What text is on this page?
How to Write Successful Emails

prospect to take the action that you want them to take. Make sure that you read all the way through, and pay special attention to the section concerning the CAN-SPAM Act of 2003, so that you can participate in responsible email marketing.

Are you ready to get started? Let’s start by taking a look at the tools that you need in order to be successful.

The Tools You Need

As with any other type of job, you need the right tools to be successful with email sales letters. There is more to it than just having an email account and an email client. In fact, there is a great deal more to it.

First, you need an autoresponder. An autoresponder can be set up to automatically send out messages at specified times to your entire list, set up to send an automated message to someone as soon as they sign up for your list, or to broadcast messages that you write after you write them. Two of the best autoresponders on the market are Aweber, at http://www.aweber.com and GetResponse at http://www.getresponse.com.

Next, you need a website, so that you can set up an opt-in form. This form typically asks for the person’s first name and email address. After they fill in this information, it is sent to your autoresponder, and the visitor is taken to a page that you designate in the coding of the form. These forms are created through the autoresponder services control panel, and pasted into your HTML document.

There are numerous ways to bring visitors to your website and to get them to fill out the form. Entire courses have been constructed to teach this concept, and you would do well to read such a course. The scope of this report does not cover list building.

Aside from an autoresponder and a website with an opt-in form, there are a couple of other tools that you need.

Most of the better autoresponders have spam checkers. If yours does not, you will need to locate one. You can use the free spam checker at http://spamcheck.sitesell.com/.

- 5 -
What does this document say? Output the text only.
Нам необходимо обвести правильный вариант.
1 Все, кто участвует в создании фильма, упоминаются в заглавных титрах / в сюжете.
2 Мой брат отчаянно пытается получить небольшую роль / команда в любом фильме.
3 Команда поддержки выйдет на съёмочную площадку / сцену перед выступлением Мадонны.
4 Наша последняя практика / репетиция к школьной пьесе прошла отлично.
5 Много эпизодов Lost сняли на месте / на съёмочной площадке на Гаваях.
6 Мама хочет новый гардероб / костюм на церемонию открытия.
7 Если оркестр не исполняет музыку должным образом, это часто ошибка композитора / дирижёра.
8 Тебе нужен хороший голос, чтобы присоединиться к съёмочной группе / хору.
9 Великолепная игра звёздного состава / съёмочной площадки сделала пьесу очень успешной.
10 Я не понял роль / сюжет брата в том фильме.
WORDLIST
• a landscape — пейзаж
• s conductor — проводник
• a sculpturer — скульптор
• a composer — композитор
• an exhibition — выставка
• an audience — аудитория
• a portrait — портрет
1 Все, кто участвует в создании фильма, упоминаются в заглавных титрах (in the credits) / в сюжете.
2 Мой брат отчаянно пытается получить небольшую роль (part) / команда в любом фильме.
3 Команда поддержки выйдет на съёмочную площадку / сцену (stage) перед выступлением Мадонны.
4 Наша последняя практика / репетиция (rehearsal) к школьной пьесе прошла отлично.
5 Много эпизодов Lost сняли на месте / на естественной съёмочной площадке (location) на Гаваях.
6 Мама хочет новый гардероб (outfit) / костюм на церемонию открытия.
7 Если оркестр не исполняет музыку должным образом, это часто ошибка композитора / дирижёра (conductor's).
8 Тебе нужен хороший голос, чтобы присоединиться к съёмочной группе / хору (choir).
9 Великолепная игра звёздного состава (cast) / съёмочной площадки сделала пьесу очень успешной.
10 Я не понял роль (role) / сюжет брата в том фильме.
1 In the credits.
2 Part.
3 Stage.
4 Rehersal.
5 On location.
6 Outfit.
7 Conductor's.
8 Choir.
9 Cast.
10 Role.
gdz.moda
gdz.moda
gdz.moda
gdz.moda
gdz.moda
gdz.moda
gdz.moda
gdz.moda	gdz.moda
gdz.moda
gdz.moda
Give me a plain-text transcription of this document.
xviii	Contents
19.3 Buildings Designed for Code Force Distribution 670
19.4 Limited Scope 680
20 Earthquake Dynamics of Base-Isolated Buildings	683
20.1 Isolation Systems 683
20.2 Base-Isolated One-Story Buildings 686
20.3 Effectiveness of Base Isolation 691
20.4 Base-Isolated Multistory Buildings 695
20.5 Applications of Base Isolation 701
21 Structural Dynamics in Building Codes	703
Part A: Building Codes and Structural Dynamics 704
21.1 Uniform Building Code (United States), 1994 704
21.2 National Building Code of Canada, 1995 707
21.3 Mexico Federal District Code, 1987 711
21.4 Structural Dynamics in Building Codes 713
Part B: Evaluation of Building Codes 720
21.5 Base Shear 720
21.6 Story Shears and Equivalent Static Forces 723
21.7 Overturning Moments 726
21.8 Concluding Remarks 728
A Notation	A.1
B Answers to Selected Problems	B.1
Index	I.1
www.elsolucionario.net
──────────────────────────────
(Given exercise):
Wherever the string "новый" appears in the entries above, list that line.

(Problem solution):
6 Мама хочет новый гардероб / костюм на церемонию открытия.
6 Мама хочет новый гардероб (outfit) / костюм на церемонию открытия.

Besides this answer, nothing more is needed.